* DESCRIPTION OF THE TASK
Copy all lines in which the word "title" can be found.

-- Begin SUPPLIED ENTRIES --

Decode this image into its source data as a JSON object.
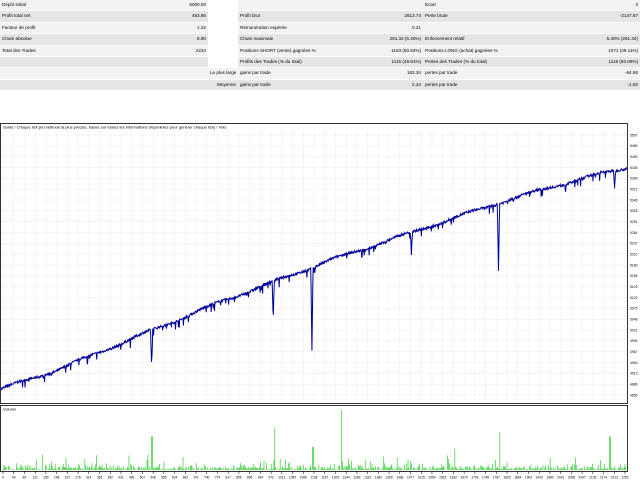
{
  "report": {
    "rows": [
      [
        "Dépôt initial",
        "5000.00",
        "",
        "",
        "",
        "Ecart",
        "2"
      ],
      [
        "Profit total net",
        "483.86",
        "",
        "Profit brut",
        "2613.74",
        "Perte brute",
        "-2147.87"
      ],
      [
        "Facteur de profit",
        "1.22",
        "",
        "Rémunération espérée",
        "0.21",
        "",
        ""
      ],
      [
        "Chute absolue",
        "8.90",
        "",
        "Chute maximale",
        "291.34 (5.40%)",
        "Enfoncement relatif",
        "5.40% (291.34)"
      ],
      [
        "Total des Trades",
        "2234",
        "",
        "Positions SHORT (vente) gagnées %",
        "1163 (50.84%)",
        "Positions LONG (achat) gagnées %",
        "1071 (49.11%)"
      ],
      [
        "",
        "",
        "",
        "Profits des Trades (% du total)",
        "1115 (49.91%)",
        "Pertes des Trades (% du total)",
        "1119 (50.09%)"
      ],
      [
        "",
        "",
        "Le plus large",
        "gains par trade",
        "163.34",
        "pertes par trade",
        "-64.86"
      ],
      [
        "",
        "",
        "Moyenne",
        "gains par trade",
        "2.34",
        "pertes par trade",
        "-1.92"
      ],
      [
        "",
        "",
        "Maximum",
        "gains consécutifs (profit en $)",
        "10 (10.25)",
        "pertes consécutives (perte en $)",
        "9 (-9.02)"
      ],
      [
        "",
        "",
        "Maximum",
        "Gains consécutifs (coups gagnants)",
        "164.19 (2)",
        "Pertes consécutives (coups perdants)",
        "-84.86 (1)"
      ],
      [
        "",
        "",
        "Moyenne",
        "gains consécutifs",
        "2",
        "Pertes consécutives",
        "2"
      ]
    ]
  },
  "chart_data": [
    {
      "type": "line",
      "title": "Solde / Chaque tick (la méthode la plus précise, basée sur toutes les informations disponibles pour générer chaque tick) / Vols",
      "x": [
        0,
        200,
        400,
        600,
        800,
        1000,
        1200,
        1400,
        1600,
        1800,
        2000,
        2200,
        2265
      ],
      "series": [
        {
          "values": [
            4890,
            4935,
            4990,
            5045,
            5100,
            5150,
            5200,
            5245,
            5290,
            5335,
            5375,
            5410,
            5420
          ],
          "color": "#0000a0"
        }
      ],
      "drawdowns": [
        {
          "x": 545,
          "depth": 88
        },
        {
          "x": 985,
          "depth": 92
        },
        {
          "x": 1125,
          "depth": 196
        },
        {
          "x": 1800,
          "depth": 161
        },
        {
          "x": 1485,
          "depth": 47
        },
        {
          "x": 2220,
          "depth": 40
        }
      ],
      "yticks": [
        "5507",
        "5480",
        "5453",
        "5426",
        "5399",
        "5372",
        "5345",
        "5318",
        "5291",
        "5264",
        "5237",
        "5210",
        "5183",
        "5156",
        "5129",
        "5102",
        "5075",
        "5048",
        "5021",
        "4994",
        "4967",
        "4940",
        "4913",
        "4886",
        "4859"
      ],
      "xticks": [
        "0",
        "40",
        "80",
        "121",
        "159",
        "198",
        "237",
        "276",
        "314",
        "353",
        "392",
        "431",
        "469",
        "507",
        "546",
        "585",
        "624",
        "662",
        "701",
        "740",
        "779",
        "817",
        "856",
        "895",
        "934",
        "972",
        "1011",
        "1050",
        "1089",
        "1128",
        "1167",
        "1205",
        "1244",
        "1283",
        "1322",
        "1360",
        "1399",
        "1438",
        "1477",
        "1515",
        "1554",
        "1593",
        "1632",
        "1670",
        "1709",
        "1748",
        "1787",
        "1825",
        "1864",
        "1903",
        "1942",
        "1980",
        "2019",
        "2058",
        "2097",
        "2135",
        "2174",
        "2213",
        "2252"
      ],
      "grid": true
    },
    {
      "type": "bar",
      "title": "Volume",
      "series": [
        {
          "color": "#33cc33"
        }
      ]
    }
  ]
}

-- End SUPPLIED ENTRIES --

* TASK OUTPUT
      "title": "Solde / Chaque tick (la méthode la plus précise, basée sur toutes les informations disponibles pour générer chaque tick) / Vols",
      "title": "Volume",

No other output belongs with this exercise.